**** EXERCISE MATERIALS

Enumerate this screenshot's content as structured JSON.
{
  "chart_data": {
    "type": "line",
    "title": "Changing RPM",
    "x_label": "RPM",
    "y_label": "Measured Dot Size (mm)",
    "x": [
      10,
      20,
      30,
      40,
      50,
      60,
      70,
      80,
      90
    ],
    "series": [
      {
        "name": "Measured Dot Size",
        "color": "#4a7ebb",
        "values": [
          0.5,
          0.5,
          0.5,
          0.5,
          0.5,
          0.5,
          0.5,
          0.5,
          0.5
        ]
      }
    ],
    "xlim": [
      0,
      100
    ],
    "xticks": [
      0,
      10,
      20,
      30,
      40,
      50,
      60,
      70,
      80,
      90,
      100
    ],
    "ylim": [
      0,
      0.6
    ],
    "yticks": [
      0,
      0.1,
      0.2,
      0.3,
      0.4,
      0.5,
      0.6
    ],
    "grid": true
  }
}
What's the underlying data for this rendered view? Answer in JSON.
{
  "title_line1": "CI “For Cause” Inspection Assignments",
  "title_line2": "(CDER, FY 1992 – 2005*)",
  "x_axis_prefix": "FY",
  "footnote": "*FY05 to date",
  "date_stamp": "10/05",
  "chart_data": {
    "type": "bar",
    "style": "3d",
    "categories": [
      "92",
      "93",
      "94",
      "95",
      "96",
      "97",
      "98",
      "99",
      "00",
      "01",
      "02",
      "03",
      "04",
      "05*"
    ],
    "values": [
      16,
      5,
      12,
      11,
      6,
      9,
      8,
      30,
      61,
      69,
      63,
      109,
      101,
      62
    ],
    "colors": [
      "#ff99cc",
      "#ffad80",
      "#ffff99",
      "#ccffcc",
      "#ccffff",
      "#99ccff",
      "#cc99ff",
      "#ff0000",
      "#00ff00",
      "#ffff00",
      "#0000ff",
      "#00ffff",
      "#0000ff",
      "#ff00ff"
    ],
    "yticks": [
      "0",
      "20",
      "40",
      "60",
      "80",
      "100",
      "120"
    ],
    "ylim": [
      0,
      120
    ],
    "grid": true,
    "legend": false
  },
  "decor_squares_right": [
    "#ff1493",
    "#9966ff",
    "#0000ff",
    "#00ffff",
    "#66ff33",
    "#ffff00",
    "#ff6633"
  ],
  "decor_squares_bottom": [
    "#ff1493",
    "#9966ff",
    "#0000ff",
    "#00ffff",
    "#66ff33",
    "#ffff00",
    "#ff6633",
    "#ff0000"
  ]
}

********

CHALLENGE
Write out the whole listing again. Match it word for word.

TASK ANSWER
Enumerate this screenshot's content as structured JSON.
{
  "chart_data": {
    "type": "line",
    "title": "Changing RPM",
    "x_label": "RPM",
    "y_label": "Measured Dot Size (mm)",
    "x": [
      10,
      20,
      30,
      40,
      50,
      60,
      70,
      80,
      90
    ],
    "series": [
      {
        "name": "Measured Dot Size",
        "color": "#4a7ebb",
        "values": [
          0.5,
          0.5,
          0.5,
          0.5,
          0.5,
          0.5,
          0.5,
          0.5,
          0.5
        ]
      }
    ],
    "xlim": [
      0,
      100
    ],
    "xticks": [
      0,
      10,
      20,
      30,
      40,
      50,
      60,
      70,
      80,
      90,
      100
    ],
    "ylim": [
      0,
      0.6
    ],
    "yticks": [
      0,
      0.1,
      0.2,
      0.3,
      0.4,
      0.5,
      0.6
    ],
    "grid": true
  }
}
What's the underlying data for this rendered view? Answer in JSON.
{
  "title_line1": "CI “For Cause” Inspection Assignments",
  "title_line2": "(CDER, FY 1992 – 2005*)",
  "x_axis_prefix": "FY",
  "footnote": "*FY05 to date",
  "date_stamp": "10/05",
  "chart_data": {
    "type": "bar",
    "style": "3d",
    "categories": [
      "92",
      "93",
      "94",
      "95",
      "96",
      "97",
      "98",
      "99",
      "00",
      "01",
      "02",
      "03",
      "04",
      "05*"
    ],
    "values": [
      16,
      5,
      12,
      11,
      6,
      9,
      8,
      30,
      61,
      69,
      63,
      109,
      101,
      62
    ],
    "colors": [
      "#ff99cc",
      "#ffad80",
      "#ffff99",
      "#ccffcc",
      "#ccffff",
      "#99ccff",
      "#cc99ff",
      "#ff0000",
      "#00ff00",
      "#ffff00",
      "#0000ff",
      "#00ffff",
      "#0000ff",
      "#ff00ff"
    ],
    "yticks": [
      "0",
      "20",
      "40",
      "60",
      "80",
      "100",
      "120"
    ],
    "ylim": [
      0,
      120
    ],
    "grid": true,
    "legend": false
  },
  "decor_squares_right": [
    "#ff1493",
    "#9966ff",
    "#0000ff",
    "#00ffff",
    "#66ff33",
    "#ffff00",
    "#ff6633"
  ],
  "decor_squares_bottom": [
    "#ff1493",
    "#9966ff",
    "#0000ff",
    "#00ffff",
    "#66ff33",
    "#ffff00",
    "#ff6633",
    "#ff0000"
  ]
}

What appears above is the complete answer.